> Aim of the task
How many lines in these records hold the string "text"? State only that number.

> Input records

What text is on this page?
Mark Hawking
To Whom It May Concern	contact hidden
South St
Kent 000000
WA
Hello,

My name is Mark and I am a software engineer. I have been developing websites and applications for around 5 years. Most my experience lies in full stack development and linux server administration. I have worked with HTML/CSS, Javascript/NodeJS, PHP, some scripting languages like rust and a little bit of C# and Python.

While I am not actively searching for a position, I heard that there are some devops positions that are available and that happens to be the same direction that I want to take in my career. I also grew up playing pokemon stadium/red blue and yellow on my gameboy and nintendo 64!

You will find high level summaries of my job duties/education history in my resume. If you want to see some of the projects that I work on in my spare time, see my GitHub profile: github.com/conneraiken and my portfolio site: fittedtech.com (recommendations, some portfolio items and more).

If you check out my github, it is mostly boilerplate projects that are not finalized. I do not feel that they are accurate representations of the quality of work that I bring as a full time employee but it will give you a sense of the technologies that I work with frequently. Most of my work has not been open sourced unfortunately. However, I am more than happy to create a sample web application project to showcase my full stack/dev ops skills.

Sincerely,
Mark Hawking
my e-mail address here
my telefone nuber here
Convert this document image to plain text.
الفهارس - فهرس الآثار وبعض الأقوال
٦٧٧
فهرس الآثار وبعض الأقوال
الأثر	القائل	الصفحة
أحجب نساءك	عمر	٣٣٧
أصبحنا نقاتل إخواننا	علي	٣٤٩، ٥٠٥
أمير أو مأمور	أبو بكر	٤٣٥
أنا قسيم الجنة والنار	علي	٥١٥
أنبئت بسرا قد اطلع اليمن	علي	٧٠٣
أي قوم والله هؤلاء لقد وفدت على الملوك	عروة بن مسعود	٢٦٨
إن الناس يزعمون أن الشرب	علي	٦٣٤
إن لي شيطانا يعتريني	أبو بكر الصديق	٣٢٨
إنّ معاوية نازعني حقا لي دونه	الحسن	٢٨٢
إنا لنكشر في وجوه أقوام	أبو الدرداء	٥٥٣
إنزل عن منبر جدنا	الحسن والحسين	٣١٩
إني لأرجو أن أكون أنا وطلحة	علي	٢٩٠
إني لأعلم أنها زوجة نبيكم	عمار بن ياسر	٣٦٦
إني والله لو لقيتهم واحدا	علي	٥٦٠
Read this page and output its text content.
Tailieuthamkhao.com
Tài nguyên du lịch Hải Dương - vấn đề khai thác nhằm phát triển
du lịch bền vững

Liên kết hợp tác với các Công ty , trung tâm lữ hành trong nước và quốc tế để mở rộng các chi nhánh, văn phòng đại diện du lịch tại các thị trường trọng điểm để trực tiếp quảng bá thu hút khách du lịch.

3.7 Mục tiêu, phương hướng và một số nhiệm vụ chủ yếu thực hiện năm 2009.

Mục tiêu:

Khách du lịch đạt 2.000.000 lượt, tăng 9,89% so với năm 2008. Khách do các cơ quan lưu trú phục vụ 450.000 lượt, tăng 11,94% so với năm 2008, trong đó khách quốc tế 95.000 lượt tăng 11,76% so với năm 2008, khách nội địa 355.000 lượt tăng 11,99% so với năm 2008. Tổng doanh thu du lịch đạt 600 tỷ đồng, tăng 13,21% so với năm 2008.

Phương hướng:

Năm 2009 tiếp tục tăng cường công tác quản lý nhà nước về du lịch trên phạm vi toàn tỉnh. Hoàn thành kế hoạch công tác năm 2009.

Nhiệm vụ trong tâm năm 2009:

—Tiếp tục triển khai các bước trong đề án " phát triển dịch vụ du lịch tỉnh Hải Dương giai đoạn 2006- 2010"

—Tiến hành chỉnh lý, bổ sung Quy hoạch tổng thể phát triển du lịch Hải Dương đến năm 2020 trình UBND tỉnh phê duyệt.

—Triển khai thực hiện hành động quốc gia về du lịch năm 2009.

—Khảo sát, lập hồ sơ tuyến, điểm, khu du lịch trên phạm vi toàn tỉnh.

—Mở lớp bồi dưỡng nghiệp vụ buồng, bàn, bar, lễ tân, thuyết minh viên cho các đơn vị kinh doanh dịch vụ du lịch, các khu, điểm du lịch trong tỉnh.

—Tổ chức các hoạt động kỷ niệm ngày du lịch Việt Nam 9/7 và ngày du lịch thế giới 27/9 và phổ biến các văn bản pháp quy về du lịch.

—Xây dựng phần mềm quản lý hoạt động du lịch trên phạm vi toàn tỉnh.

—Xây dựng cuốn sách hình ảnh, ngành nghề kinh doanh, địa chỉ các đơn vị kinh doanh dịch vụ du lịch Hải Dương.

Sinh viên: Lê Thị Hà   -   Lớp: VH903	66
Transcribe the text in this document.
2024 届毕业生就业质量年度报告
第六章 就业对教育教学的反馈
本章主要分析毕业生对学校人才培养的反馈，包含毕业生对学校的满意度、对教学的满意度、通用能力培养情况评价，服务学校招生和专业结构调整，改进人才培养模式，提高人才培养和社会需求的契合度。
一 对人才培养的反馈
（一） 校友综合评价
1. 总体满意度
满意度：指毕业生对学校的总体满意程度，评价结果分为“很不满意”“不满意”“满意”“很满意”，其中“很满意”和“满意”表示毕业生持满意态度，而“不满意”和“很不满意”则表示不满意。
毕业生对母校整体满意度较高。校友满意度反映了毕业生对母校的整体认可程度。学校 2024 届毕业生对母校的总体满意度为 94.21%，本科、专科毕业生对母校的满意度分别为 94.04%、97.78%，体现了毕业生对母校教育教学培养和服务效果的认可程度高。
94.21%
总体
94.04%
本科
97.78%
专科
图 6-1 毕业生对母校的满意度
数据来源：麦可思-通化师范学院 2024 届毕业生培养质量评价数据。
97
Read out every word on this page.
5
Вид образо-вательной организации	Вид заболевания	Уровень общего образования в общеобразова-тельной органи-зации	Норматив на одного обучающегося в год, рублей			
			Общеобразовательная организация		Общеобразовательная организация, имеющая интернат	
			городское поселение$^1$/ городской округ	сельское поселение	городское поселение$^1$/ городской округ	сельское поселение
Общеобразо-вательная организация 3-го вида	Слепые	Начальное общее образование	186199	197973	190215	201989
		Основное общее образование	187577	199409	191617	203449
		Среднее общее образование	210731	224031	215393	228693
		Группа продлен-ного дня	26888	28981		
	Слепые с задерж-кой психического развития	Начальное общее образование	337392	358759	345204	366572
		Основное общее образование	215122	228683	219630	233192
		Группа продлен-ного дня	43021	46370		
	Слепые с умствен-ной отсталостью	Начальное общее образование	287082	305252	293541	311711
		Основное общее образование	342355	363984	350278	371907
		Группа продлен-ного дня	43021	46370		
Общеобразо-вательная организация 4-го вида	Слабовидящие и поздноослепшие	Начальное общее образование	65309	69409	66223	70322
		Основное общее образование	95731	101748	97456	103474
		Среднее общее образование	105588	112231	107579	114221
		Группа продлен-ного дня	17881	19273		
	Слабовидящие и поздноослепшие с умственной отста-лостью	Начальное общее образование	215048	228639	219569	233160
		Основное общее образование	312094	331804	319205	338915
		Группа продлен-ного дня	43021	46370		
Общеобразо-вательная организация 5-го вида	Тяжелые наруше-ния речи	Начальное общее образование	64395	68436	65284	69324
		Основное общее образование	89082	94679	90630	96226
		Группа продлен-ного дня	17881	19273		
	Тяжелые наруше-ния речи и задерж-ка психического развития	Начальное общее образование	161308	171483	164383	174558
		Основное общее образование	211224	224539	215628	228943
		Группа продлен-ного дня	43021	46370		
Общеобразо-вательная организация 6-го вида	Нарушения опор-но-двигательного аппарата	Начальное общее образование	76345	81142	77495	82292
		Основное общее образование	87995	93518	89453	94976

> Answer below
4